Extract to read:
-- start --

[An Old Man from Horry]


{Begin front matter}

{Begin id number}W10874{End id number}{Begin page}Accession no.

W10874

Date received

10/10/40

Consignment no.

1

Shipped from

Wash. Off.

Label

Amount

4p.

WPA L. C. PROJECT Writers' Unit

Form[md]3

Folklore Collection (or Type)

Title An old man from Horry (white)

Place of origin Georgetown Co., {Begin inserted text}S. Car.{End inserted text} Date 1938-39

(r.D.C.)

Project worker Genevieve W. Chandler

Project editor

Remarks

{End front matter}
{Begin body of document}
{Begin page}Project 1655

Genevieve W. Chandler

Georgetown County, S. C {Begin handwritten}Sec #391008 - No. 5, [Back G II?[{End handwritten} {Begin deleted text}390974{End deleted text}

FOLKLORE

(VERBATIM)

AN OLD MAN FROM HORRY (White)

"Isba, my old Grand Daddy Joe married her. That the way our race come on. Old lady Isba. After they come over from Ireland. Warn't nobody much to marry them days and here people'll say it's a sin to marry your cousin! They was first cousin and two of the chillun come here dif (deaf) and dumb. Didn't have but one girl--Zilphy. She can't talk but like a cat a -meowlin. Uncle Sam and Aunt Zilphy was first cousin. Every one died but one and she married two second cousins. She went jam out of my rememberance.

-- end --

Answer these questions about the folklore record on the old man from Horry:
(a) Who is named as the project worker?
(b) What date is given as the date received?
(c) What was the name of the only girl?
The lines after this point come from a separate, unrelated source.

Source excerpt:
-- start --

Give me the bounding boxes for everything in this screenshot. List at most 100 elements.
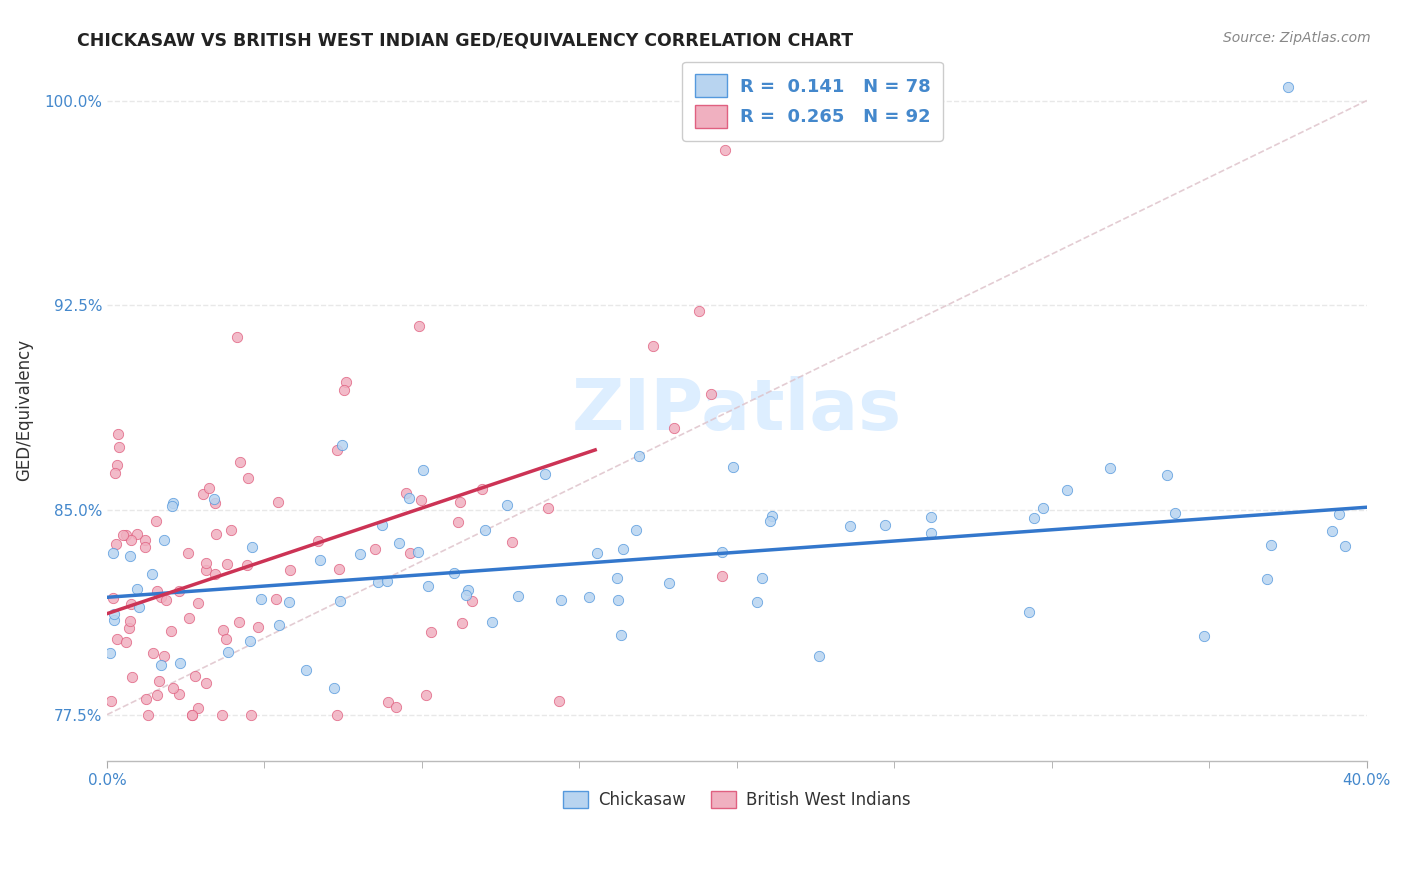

-- end --

Response below:
(a) Genevieve W. Chandler
(b) 10/10/40
(c) Zilphy